-- Start of Entries --
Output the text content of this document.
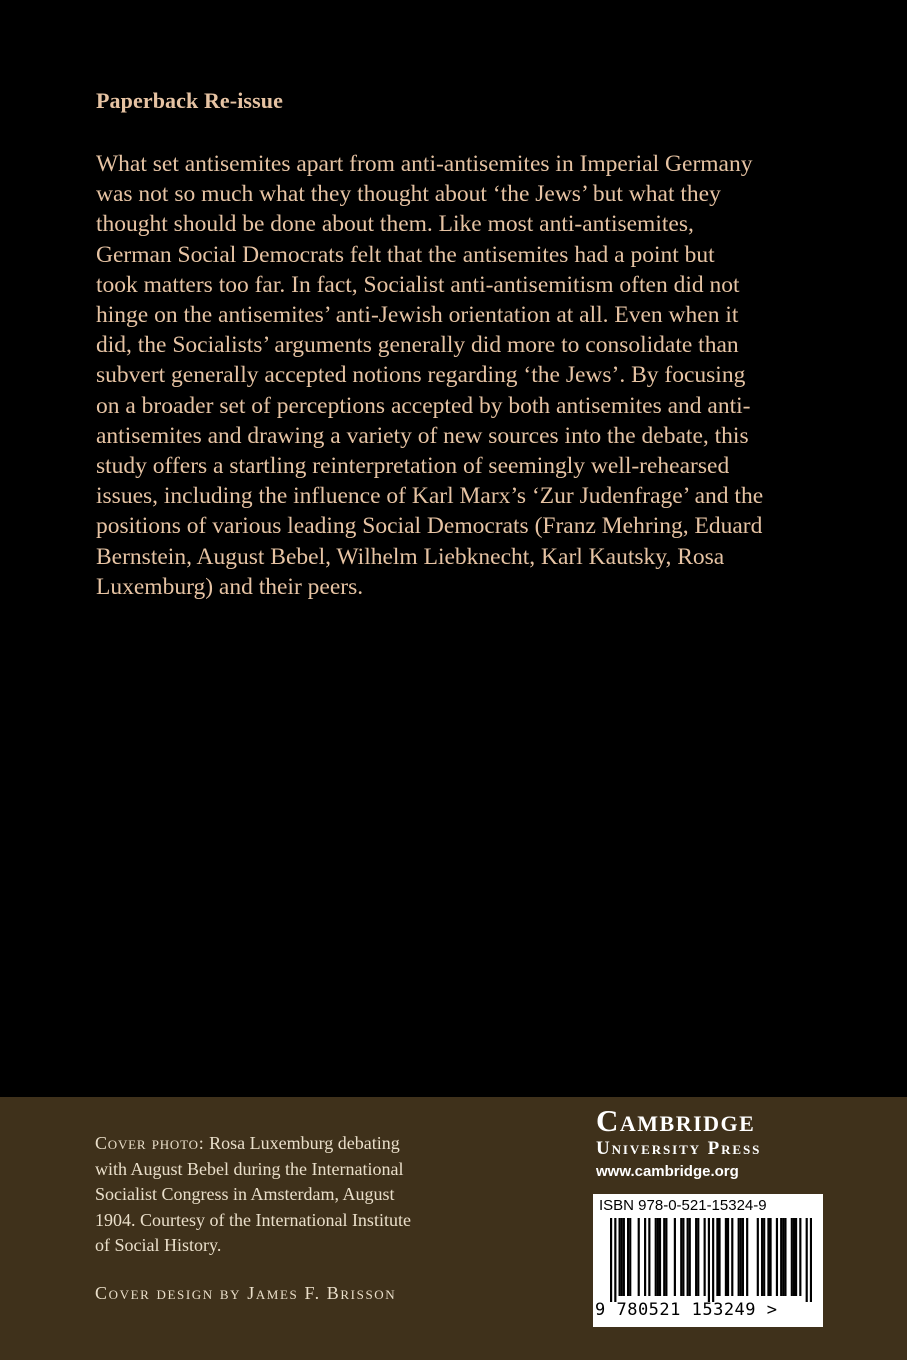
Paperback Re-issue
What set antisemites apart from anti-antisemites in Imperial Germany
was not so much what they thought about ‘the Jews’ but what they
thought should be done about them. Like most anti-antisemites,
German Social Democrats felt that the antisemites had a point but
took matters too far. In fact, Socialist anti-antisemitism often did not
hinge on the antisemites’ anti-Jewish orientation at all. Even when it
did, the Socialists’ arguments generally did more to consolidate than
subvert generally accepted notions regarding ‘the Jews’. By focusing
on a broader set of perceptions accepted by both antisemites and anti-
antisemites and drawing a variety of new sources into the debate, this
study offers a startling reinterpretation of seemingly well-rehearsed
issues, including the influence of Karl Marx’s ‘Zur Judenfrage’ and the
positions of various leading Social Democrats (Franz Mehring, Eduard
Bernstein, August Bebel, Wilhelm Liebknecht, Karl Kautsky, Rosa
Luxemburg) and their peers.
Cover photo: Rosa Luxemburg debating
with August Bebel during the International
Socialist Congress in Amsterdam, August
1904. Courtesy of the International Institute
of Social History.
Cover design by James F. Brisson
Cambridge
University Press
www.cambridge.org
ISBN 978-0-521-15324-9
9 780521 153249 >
-- End of Entries --
-- Start of Entries --
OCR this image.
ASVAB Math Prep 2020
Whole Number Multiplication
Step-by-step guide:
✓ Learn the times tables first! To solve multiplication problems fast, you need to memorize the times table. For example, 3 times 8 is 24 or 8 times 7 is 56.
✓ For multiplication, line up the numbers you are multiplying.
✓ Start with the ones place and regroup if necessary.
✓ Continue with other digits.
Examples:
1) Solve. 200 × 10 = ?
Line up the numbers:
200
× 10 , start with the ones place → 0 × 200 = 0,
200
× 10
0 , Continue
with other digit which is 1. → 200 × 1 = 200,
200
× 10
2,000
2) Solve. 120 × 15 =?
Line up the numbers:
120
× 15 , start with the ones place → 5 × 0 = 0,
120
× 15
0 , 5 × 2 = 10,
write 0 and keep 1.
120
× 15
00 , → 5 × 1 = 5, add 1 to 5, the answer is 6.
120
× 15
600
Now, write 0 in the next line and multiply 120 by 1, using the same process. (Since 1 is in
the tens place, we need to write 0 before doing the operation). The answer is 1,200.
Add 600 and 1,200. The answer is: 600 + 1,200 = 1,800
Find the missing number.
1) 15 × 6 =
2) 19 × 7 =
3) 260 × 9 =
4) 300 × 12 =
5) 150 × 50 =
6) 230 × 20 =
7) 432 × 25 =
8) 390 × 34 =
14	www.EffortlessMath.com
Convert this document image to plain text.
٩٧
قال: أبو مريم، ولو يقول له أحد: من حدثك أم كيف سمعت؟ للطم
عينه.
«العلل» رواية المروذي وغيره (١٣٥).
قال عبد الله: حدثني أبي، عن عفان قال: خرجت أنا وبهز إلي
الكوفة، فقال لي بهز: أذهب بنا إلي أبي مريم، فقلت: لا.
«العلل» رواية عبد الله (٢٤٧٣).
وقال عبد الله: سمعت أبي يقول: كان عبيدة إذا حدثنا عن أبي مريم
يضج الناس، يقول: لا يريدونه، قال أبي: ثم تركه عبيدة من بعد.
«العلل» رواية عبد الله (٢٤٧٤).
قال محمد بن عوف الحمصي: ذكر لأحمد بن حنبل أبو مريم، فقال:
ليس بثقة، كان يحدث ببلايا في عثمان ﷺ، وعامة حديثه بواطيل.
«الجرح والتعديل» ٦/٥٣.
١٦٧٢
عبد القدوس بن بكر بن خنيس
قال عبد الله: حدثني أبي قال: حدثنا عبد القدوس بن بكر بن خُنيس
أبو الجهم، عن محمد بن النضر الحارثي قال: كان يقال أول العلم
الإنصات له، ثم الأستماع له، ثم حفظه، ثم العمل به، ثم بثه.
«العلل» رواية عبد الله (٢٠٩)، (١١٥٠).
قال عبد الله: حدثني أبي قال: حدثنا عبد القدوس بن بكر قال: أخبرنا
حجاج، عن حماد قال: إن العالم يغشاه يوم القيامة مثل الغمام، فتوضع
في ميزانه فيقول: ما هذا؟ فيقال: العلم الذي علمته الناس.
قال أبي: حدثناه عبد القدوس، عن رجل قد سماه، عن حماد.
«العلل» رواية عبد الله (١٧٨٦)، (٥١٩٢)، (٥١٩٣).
-- End of Entries --
**Exercise prompt**: Check each line above for the string "need", then copy the ones that have it.

**Solution for this task**:
✓ Learn the times tables first! To solve multiplication problems fast, you need to memorize the times table. For example, 3 times 8 is 24 or 8 times 7 is 56.
the tens place, we need to write 0 before doing the operation). The answer is 1,200.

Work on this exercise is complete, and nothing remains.